> _What is needed_
Write out the following records line for line, keeping every character unchanged.
───── Records shown
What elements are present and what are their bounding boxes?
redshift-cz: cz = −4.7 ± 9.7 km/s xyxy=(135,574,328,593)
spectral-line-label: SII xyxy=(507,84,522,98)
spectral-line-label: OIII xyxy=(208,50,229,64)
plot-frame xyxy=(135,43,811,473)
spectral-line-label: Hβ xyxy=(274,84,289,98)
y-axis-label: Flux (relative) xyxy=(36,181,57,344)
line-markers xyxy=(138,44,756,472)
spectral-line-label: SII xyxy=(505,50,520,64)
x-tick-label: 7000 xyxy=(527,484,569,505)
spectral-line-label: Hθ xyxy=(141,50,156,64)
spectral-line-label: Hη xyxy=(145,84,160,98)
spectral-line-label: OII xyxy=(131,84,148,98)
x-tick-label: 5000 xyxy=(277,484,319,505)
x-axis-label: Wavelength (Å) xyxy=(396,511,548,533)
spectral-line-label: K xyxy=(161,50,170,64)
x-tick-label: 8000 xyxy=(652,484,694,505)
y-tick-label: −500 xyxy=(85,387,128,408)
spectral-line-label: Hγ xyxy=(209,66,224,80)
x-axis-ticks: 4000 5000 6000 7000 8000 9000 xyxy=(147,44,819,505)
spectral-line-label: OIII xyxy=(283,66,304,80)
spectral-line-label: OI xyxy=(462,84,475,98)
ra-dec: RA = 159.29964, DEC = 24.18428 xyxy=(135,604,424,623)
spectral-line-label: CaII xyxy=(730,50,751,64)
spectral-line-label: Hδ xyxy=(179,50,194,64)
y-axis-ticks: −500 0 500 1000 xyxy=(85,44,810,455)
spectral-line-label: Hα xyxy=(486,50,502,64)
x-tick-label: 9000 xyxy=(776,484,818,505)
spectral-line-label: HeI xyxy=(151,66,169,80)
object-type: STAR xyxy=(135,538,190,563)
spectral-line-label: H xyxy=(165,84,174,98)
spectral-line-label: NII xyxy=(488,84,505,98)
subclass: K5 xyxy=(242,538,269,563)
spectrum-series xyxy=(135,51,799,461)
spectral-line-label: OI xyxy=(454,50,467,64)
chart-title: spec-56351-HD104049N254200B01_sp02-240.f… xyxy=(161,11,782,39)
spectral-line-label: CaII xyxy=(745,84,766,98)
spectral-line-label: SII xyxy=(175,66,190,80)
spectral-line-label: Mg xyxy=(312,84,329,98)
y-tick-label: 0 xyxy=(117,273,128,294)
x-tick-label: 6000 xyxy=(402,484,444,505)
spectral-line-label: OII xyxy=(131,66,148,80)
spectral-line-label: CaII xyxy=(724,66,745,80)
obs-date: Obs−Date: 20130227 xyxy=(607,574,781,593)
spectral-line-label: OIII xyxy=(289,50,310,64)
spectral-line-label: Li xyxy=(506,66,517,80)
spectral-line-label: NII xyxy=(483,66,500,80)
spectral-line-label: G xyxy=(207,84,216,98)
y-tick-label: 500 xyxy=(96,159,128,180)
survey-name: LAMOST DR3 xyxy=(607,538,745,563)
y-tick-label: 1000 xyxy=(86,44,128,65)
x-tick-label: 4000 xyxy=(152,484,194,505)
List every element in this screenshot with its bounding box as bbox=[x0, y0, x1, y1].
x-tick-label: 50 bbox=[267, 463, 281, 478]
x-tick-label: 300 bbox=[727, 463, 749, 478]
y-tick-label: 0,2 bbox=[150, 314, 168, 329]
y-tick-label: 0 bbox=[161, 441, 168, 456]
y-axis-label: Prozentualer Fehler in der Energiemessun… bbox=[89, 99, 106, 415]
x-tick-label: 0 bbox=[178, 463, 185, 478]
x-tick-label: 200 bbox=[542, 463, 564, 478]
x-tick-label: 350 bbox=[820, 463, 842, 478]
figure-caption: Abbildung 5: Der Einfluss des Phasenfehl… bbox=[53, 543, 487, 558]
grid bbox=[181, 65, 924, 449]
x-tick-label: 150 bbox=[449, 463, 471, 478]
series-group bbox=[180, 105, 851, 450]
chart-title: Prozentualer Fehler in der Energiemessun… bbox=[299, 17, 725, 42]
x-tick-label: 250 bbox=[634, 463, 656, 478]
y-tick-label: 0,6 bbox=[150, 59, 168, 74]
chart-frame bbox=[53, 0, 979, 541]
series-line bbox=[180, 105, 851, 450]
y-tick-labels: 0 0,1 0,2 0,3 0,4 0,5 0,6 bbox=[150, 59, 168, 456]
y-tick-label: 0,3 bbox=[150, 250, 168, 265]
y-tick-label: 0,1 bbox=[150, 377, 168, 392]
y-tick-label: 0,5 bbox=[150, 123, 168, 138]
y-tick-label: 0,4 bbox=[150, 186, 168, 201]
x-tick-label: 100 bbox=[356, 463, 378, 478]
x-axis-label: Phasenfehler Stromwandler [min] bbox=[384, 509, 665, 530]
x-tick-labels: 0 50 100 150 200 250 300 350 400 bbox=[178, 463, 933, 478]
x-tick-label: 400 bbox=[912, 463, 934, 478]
──────────
> _Solution for this exercise_
What elements are present and what are their bounding boxes?
redshift-cz: cz = −4.7 ± 9.7 km/s xyxy=(135,574,328,593)
spectral-line-label: SII xyxy=(507,84,522,98)
spectral-line-label: OIII xyxy=(208,50,229,64)
plot-frame xyxy=(135,43,811,473)
spectral-line-label: Hβ xyxy=(274,84,289,98)
y-axis-label: Flux (relative) xyxy=(36,181,57,344)
line-markers xyxy=(138,44,756,472)
spectral-line-label: SII xyxy=(505,50,520,64)
x-tick-label: 7000 xyxy=(527,484,569,505)
spectral-line-label: Hθ xyxy=(141,50,156,64)
spectral-line-label: Hη xyxy=(145,84,160,98)
spectral-line-label: OII xyxy=(131,84,148,98)
x-tick-label: 5000 xyxy=(277,484,319,505)
x-axis-label: Wavelength (Å) xyxy=(396,511,548,533)
spectral-line-label: K xyxy=(161,50,170,64)
x-tick-label: 8000 xyxy=(652,484,694,505)
y-tick-label: −500 xyxy=(85,387,128,408)
spectral-line-label: Hγ xyxy=(209,66,224,80)
x-axis-ticks: 4000 5000 6000 7000 8000 9000 xyxy=(147,44,819,505)
spectral-line-label: OIII xyxy=(283,66,304,80)
spectral-line-label: OI xyxy=(462,84,475,98)
ra-dec: RA = 159.29964, DEC = 24.18428 xyxy=(135,604,424,623)
spectral-line-label: CaII xyxy=(730,50,751,64)
spectral-line-label: Hδ xyxy=(179,50,194,64)
y-axis-ticks: −500 0 500 1000 xyxy=(85,44,810,455)
spectral-line-label: Hα xyxy=(486,50,502,64)
x-tick-label: 9000 xyxy=(776,484,818,505)
spectral-line-label: HeI xyxy=(151,66,169,80)
object-type: STAR xyxy=(135,538,190,563)
spectral-line-label: H xyxy=(165,84,174,98)
spectral-line-label: NII xyxy=(488,84,505,98)
subclass: K5 xyxy=(242,538,269,563)
spectrum-series xyxy=(135,51,799,461)
spectral-line-label: OI xyxy=(454,50,467,64)
chart-title: spec-56351-HD104049N254200B01_sp02-240.f… xyxy=(161,11,782,39)
spectral-line-label: CaII xyxy=(745,84,766,98)
spectral-line-label: SII xyxy=(175,66,190,80)
spectral-line-label: Mg xyxy=(312,84,329,98)
y-tick-label: 0 xyxy=(117,273,128,294)
x-tick-label: 6000 xyxy=(402,484,444,505)
spectral-line-label: OII xyxy=(131,66,148,80)
spectral-line-label: CaII xyxy=(724,66,745,80)
obs-date: Obs−Date: 20130227 xyxy=(607,574,781,593)
spectral-line-label: OIII xyxy=(289,50,310,64)
spectral-line-label: Li xyxy=(506,66,517,80)
spectral-line-label: NII xyxy=(483,66,500,80)
spectral-line-label: G xyxy=(207,84,216,98)
y-tick-label: 500 xyxy=(96,159,128,180)
survey-name: LAMOST DR3 xyxy=(607,538,745,563)
y-tick-label: 1000 xyxy=(86,44,128,65)
x-tick-label: 4000 xyxy=(152,484,194,505)
List every element in this screenshot with its bounding box as bbox=[x0, y0, x1, y1].
x-tick-label: 50 bbox=[267, 463, 281, 478]
x-tick-label: 300 bbox=[727, 463, 749, 478]
y-tick-label: 0,2 bbox=[150, 314, 168, 329]
y-tick-label: 0 bbox=[161, 441, 168, 456]
y-axis-label: Prozentualer Fehler in der Energiemessun… bbox=[89, 99, 106, 415]
x-tick-label: 0 bbox=[178, 463, 185, 478]
x-tick-label: 200 bbox=[542, 463, 564, 478]
x-tick-label: 350 bbox=[820, 463, 842, 478]
figure-caption: Abbildung 5: Der Einfluss des Phasenfehl… bbox=[53, 543, 487, 558]
grid bbox=[181, 65, 924, 449]
x-tick-label: 150 bbox=[449, 463, 471, 478]
series-group bbox=[180, 105, 851, 450]
chart-title: Prozentualer Fehler in der Energiemessun… bbox=[299, 17, 725, 42]
x-tick-label: 250 bbox=[634, 463, 656, 478]
y-tick-label: 0,6 bbox=[150, 59, 168, 74]
chart-frame bbox=[53, 0, 979, 541]
series-line bbox=[180, 105, 851, 450]
y-tick-labels: 0 0,1 0,2 0,3 0,4 0,5 0,6 bbox=[150, 59, 168, 456]
y-tick-label: 0,3 bbox=[150, 250, 168, 265]
y-tick-label: 0,1 bbox=[150, 377, 168, 392]
y-tick-label: 0,5 bbox=[150, 123, 168, 138]
y-tick-label: 0,4 bbox=[150, 186, 168, 201]
x-tick-label: 100 bbox=[356, 463, 378, 478]
x-axis-label: Phasenfehler Stromwandler [min] bbox=[384, 509, 665, 530]
x-tick-labels: 0 50 100 150 200 250 300 350 400 bbox=[178, 463, 933, 478]
x-tick-label: 400 bbox=[912, 463, 934, 478]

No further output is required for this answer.